**What the task requires:** Type the data below again exactly. Omit all pictures.

**Source records:**
>>>>>

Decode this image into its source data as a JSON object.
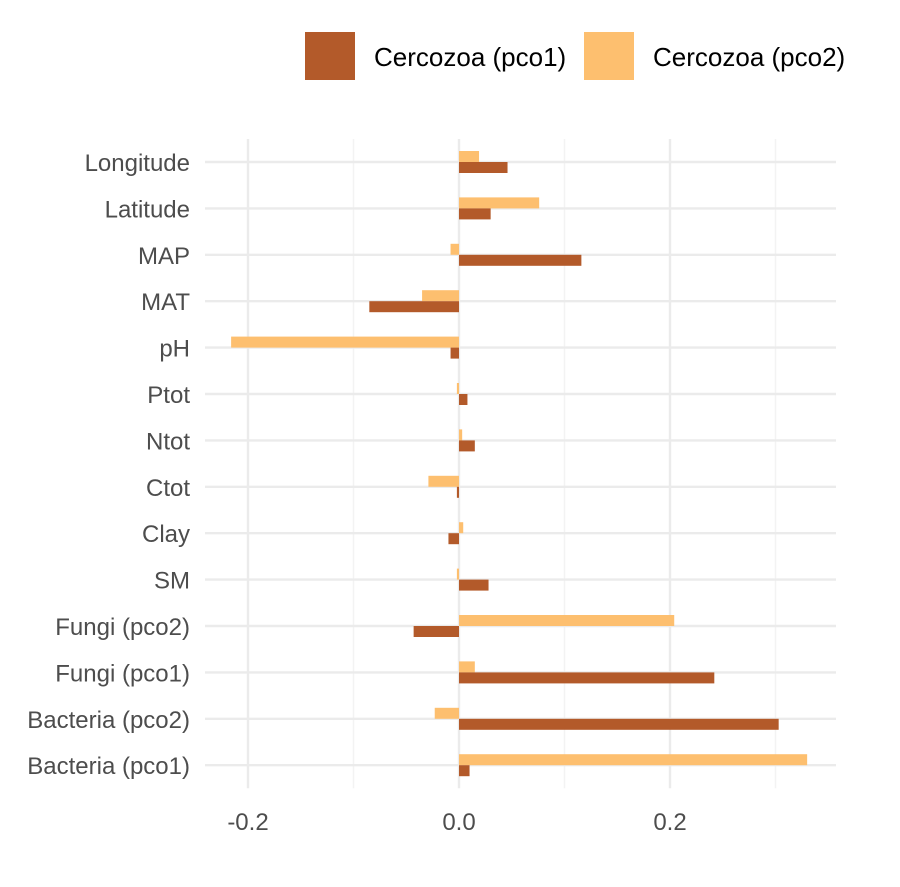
{
  "chart_data": {
    "type": "bar",
    "orientation": "horizontal",
    "categories": [
      "Longitude",
      "Latitude",
      "MAP",
      "MAT",
      "pH",
      "Ptot",
      "Ntot",
      "Ctot",
      "Clay",
      "SM",
      "Fungi (pco2)",
      "Fungi (pco1)",
      "Bacteria (pco2)",
      "Bacteria (pco1)"
    ],
    "series": [
      {
        "name": "Cercozoa (pco1)",
        "color": "#b35a2a",
        "values": [
          0.046,
          0.03,
          0.116,
          -0.085,
          -0.008,
          0.008,
          0.015,
          -0.002,
          -0.01,
          0.028,
          -0.043,
          0.242,
          0.303,
          0.01
        ]
      },
      {
        "name": "Cercozoa (pco2)",
        "color": "#fdbf6f",
        "values": [
          0.019,
          0.076,
          -0.008,
          -0.035,
          -0.216,
          -0.002,
          0.003,
          -0.029,
          0.004,
          -0.002,
          0.204,
          0.015,
          -0.023,
          0.33
        ]
      }
    ],
    "xticks": [
      "-0.2",
      "0.0",
      "0.2"
    ],
    "xtick_values": [
      -0.2,
      0.0,
      0.2
    ],
    "xlim": [
      -0.24,
      0.357
    ],
    "xlabel": "",
    "ylabel": "",
    "title": "",
    "grid": true,
    "legend_position": "top-right"
  }
}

<<<<<

**Answer section:**
Decode this image into its source data as a JSON object.
{
  "chart_data": {
    "type": "bar",
    "orientation": "horizontal",
    "categories": [
      "Longitude",
      "Latitude",
      "MAP",
      "MAT",
      "pH",
      "Ptot",
      "Ntot",
      "Ctot",
      "Clay",
      "SM",
      "Fungi (pco2)",
      "Fungi (pco1)",
      "Bacteria (pco2)",
      "Bacteria (pco1)"
    ],
    "series": [
      {
        "name": "Cercozoa (pco1)",
        "color": "#b35a2a",
        "values": [
          0.046,
          0.03,
          0.116,
          -0.085,
          -0.008,
          0.008,
          0.015,
          -0.002,
          -0.01,
          0.028,
          -0.043,
          0.242,
          0.303,
          0.01
        ]
      },
      {
        "name": "Cercozoa (pco2)",
        "color": "#fdbf6f",
        "values": [
          0.019,
          0.076,
          -0.008,
          -0.035,
          -0.216,
          -0.002,
          0.003,
          -0.029,
          0.004,
          -0.002,
          0.204,
          0.015,
          -0.023,
          0.33
        ]
      }
    ],
    "xticks": [
      "-0.2",
      "0.0",
      "0.2"
    ],
    "xtick_values": [
      -0.2,
      0.0,
      0.2
    ],
    "xlim": [
      -0.24,
      0.357
    ],
    "xlabel": "",
    "ylabel": "",
    "title": "",
    "grid": true,
    "legend_position": "top-right"
  }
}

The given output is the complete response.